[Information supplied start]

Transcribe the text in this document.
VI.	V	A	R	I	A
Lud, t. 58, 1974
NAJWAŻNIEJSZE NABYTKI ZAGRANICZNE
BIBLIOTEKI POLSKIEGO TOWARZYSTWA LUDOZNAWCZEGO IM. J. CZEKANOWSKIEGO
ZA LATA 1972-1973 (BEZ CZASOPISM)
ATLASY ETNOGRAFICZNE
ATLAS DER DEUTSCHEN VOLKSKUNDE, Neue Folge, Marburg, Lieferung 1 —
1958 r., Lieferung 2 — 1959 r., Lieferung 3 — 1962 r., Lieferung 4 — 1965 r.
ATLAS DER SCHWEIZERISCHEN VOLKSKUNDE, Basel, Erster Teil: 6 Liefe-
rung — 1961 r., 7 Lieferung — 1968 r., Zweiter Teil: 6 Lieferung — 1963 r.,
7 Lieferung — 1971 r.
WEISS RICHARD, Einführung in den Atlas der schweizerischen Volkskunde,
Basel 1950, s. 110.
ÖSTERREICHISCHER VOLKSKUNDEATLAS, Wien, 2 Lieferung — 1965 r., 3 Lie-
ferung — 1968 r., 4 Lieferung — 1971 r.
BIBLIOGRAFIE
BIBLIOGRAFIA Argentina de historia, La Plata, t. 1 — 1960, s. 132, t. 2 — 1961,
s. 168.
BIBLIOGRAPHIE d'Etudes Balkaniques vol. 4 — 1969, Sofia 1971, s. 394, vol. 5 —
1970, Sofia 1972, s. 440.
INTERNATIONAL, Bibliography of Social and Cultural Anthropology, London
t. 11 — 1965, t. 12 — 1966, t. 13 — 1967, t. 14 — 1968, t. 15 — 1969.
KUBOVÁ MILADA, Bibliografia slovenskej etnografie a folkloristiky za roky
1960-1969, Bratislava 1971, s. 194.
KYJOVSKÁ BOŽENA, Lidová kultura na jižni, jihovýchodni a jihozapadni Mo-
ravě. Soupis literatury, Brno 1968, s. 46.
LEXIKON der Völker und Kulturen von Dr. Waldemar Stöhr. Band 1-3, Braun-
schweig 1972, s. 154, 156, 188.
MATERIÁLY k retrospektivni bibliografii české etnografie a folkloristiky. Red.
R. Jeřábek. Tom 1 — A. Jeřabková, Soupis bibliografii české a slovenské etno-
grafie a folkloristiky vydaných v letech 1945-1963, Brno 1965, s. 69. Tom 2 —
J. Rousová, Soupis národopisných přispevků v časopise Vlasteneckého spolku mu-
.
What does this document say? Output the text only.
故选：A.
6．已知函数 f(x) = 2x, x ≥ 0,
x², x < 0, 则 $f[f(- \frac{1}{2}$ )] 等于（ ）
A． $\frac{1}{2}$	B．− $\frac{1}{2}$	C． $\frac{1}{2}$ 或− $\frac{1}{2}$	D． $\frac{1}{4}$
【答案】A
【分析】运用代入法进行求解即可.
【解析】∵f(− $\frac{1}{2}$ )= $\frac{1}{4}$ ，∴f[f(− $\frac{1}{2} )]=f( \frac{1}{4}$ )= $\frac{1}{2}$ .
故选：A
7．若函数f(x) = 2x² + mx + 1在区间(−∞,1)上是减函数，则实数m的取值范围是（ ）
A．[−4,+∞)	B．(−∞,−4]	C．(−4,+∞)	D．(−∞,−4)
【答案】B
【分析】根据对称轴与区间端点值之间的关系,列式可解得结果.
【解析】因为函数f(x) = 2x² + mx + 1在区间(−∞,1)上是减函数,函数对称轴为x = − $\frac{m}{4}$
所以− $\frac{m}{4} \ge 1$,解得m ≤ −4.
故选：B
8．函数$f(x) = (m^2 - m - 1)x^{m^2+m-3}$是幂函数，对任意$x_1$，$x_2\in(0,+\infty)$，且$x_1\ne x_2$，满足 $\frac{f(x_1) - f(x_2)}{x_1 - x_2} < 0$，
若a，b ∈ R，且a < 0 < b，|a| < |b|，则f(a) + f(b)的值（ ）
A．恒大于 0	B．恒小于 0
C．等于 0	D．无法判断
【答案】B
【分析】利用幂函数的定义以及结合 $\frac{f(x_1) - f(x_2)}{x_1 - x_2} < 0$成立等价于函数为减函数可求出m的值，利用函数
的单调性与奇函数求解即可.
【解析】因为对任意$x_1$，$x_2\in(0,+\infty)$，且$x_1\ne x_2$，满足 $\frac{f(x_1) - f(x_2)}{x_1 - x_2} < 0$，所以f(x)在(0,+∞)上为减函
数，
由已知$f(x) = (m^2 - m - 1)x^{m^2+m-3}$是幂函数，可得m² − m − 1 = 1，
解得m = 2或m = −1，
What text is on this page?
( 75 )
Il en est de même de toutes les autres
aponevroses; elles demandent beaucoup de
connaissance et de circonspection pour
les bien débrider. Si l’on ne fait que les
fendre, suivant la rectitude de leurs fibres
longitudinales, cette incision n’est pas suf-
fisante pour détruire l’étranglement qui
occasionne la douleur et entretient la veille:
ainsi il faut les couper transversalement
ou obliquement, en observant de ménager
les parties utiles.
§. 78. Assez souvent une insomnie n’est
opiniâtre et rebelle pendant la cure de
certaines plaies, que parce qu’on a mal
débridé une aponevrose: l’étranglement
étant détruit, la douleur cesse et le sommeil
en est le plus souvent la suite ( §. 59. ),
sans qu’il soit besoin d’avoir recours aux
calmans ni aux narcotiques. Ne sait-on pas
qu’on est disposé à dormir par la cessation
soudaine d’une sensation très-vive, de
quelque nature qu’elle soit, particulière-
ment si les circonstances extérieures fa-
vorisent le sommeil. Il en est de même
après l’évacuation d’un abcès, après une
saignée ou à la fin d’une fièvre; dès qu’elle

[Information supplied end]

Gather and return every line that holds the string "上是减函数".

_Completed task_:
7．若函数f(x) = 2x² + mx + 1在区间(−∞,1)上是减函数，则实数m的取值范围是（ ）
【解析】因为函数f(x) = 2x² + mx + 1在区间(−∞,1)上是减函数,函数对称轴为x = − $\frac{m}{4}$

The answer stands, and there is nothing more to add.